#### SHORT PROBLEM
Go through the listing and pick out each line with the word "砂粒成分以石英" in it.

#### THE RECORDS
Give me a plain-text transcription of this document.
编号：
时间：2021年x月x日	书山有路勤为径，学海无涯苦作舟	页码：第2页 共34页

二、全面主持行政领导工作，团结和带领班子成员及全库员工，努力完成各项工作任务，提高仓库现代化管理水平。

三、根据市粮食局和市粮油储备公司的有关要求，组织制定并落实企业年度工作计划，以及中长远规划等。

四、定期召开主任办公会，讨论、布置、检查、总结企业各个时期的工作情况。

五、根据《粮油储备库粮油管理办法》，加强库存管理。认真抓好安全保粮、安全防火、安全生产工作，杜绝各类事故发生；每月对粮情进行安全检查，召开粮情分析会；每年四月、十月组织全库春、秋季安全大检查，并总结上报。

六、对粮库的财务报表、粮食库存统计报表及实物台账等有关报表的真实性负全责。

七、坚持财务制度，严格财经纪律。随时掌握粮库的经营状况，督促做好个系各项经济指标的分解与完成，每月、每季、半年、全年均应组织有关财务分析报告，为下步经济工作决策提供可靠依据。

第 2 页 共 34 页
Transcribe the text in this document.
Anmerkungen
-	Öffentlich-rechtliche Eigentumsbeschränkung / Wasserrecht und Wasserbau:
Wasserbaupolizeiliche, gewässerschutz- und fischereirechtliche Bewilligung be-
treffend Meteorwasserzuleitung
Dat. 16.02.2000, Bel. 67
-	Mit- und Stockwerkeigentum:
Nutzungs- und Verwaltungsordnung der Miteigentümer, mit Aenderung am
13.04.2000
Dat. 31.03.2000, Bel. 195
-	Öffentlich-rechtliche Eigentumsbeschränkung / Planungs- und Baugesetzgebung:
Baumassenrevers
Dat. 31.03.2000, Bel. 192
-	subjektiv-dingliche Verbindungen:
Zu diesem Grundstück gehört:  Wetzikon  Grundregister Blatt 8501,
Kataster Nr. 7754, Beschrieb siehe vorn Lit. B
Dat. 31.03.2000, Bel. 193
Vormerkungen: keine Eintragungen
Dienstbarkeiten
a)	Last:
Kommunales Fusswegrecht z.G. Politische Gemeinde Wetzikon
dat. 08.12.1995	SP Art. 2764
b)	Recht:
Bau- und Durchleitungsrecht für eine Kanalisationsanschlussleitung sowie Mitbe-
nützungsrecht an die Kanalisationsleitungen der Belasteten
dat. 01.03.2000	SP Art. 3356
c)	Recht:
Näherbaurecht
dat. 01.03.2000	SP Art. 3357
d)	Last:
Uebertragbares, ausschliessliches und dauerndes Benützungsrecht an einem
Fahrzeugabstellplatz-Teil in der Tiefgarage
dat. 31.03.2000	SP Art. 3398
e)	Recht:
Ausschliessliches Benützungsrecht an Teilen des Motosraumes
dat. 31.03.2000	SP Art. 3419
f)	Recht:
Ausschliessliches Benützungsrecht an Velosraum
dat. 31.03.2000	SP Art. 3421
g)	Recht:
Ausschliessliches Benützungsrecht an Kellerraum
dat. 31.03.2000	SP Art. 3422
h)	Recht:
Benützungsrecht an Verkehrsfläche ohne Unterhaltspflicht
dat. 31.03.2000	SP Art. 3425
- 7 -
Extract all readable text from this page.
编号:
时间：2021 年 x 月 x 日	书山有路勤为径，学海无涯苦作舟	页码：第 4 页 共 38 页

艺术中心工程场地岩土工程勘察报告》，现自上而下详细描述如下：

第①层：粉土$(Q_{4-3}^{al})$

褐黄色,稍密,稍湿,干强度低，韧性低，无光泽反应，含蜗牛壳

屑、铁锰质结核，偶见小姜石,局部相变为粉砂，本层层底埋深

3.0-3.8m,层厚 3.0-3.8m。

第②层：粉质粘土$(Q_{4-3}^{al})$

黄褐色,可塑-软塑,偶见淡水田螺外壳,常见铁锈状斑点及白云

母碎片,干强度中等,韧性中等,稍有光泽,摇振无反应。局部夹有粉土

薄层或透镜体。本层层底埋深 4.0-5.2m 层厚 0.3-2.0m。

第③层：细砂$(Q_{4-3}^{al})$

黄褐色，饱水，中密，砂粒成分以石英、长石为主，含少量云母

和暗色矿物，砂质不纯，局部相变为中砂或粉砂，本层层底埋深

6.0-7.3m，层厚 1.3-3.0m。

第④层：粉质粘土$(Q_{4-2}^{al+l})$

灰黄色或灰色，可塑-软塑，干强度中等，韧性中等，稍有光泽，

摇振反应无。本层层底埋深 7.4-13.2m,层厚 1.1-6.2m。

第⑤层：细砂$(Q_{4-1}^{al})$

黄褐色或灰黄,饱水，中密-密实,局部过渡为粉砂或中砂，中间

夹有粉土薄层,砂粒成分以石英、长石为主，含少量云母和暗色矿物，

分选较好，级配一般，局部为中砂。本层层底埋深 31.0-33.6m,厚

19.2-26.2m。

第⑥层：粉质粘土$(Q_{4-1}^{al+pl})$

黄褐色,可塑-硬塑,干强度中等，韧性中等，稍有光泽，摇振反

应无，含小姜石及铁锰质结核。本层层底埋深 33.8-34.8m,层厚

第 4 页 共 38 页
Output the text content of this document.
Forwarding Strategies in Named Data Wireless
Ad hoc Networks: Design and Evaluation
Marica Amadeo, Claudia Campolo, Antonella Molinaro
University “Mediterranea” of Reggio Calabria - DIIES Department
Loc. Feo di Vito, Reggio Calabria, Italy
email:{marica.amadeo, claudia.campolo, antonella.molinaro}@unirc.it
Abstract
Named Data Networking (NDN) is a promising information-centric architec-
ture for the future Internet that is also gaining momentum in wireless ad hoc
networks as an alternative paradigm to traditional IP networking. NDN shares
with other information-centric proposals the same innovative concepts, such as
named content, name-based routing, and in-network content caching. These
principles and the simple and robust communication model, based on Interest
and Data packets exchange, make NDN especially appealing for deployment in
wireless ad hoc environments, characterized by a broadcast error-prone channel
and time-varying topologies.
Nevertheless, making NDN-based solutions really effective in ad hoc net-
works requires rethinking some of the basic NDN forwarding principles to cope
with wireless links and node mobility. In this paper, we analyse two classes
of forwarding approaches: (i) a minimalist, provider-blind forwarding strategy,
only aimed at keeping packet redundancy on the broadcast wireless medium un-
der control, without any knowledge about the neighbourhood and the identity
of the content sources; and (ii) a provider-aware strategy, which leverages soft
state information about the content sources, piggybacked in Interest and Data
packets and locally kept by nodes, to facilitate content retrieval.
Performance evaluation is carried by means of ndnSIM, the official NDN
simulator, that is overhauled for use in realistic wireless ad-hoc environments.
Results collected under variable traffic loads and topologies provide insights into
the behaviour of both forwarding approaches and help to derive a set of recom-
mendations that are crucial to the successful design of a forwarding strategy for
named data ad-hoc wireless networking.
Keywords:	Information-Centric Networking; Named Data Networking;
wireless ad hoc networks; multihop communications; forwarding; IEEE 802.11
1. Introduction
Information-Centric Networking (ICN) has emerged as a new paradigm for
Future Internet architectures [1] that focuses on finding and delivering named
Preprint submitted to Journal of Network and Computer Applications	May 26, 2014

#### SOLUTION FOR THIS EXERCISE
黄褐色，饱水，中密，砂粒成分以石英、长石为主，含少量云母
夹有粉土薄层,砂粒成分以石英、长石为主，含少量云母和暗色矿物，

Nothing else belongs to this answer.